PROBLEM DESCRIPTION ▸ Would you pull out every line of the material that contains the string "Position"?

LISTED ENTRIES ▸
----

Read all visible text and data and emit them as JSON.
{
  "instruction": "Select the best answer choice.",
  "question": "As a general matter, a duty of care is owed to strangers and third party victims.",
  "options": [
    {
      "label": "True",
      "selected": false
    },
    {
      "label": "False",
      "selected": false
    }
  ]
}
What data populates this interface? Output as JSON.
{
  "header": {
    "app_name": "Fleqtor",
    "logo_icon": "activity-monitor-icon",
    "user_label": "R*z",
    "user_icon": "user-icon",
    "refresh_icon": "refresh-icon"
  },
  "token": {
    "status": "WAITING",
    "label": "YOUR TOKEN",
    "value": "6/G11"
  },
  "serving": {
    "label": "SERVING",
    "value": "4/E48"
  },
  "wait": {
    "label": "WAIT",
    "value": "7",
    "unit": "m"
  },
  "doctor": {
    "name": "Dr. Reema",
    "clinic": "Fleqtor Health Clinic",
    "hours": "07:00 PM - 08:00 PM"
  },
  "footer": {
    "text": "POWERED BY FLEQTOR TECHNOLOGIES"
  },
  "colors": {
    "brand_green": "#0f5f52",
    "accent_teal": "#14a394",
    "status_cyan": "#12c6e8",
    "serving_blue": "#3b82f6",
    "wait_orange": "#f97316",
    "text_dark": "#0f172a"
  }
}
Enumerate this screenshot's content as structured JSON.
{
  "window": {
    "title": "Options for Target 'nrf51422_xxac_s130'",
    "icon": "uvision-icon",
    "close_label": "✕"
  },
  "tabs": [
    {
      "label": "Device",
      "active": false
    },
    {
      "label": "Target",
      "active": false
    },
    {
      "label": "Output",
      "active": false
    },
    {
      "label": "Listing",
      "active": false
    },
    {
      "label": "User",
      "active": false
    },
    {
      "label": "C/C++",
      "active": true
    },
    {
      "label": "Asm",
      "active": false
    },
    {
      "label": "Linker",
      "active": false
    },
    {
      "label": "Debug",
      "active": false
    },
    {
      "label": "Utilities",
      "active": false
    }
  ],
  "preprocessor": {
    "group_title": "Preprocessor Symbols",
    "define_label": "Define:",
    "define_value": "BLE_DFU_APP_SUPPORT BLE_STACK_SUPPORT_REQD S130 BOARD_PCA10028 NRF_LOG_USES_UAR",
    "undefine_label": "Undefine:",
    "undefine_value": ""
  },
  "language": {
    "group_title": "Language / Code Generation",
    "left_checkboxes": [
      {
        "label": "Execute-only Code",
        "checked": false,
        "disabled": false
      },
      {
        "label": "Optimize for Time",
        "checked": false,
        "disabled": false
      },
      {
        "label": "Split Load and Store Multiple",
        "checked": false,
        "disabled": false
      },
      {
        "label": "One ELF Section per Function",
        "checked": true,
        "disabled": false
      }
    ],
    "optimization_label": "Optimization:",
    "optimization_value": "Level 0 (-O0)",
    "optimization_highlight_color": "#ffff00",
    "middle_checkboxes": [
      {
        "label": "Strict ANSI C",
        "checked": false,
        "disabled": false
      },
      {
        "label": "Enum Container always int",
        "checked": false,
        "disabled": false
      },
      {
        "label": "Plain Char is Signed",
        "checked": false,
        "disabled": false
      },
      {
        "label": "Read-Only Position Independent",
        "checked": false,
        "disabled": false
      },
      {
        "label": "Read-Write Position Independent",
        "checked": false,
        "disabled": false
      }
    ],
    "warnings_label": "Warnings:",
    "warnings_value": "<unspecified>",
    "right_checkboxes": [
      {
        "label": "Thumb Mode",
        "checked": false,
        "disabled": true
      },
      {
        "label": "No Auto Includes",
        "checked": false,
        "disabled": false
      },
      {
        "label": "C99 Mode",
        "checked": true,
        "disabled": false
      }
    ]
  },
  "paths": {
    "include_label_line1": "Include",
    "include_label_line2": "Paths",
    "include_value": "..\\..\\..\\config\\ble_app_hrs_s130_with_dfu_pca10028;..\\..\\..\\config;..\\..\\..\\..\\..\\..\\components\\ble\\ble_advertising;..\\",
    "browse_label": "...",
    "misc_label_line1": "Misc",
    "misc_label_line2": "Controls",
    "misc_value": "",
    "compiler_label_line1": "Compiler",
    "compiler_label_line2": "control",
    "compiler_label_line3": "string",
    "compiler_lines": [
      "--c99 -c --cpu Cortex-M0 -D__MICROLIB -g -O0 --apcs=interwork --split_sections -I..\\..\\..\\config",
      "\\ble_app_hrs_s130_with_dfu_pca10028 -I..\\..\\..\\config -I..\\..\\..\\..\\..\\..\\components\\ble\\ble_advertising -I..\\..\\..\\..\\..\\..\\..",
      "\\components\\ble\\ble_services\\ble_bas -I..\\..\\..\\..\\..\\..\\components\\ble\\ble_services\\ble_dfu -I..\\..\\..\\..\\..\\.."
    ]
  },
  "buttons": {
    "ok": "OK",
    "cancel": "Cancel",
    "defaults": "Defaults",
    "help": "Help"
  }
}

----

ANSWER TO THE EXERCISE ▸
        "label": "Read-Only Position Independent",
        "label": "Read-Write Position Independent",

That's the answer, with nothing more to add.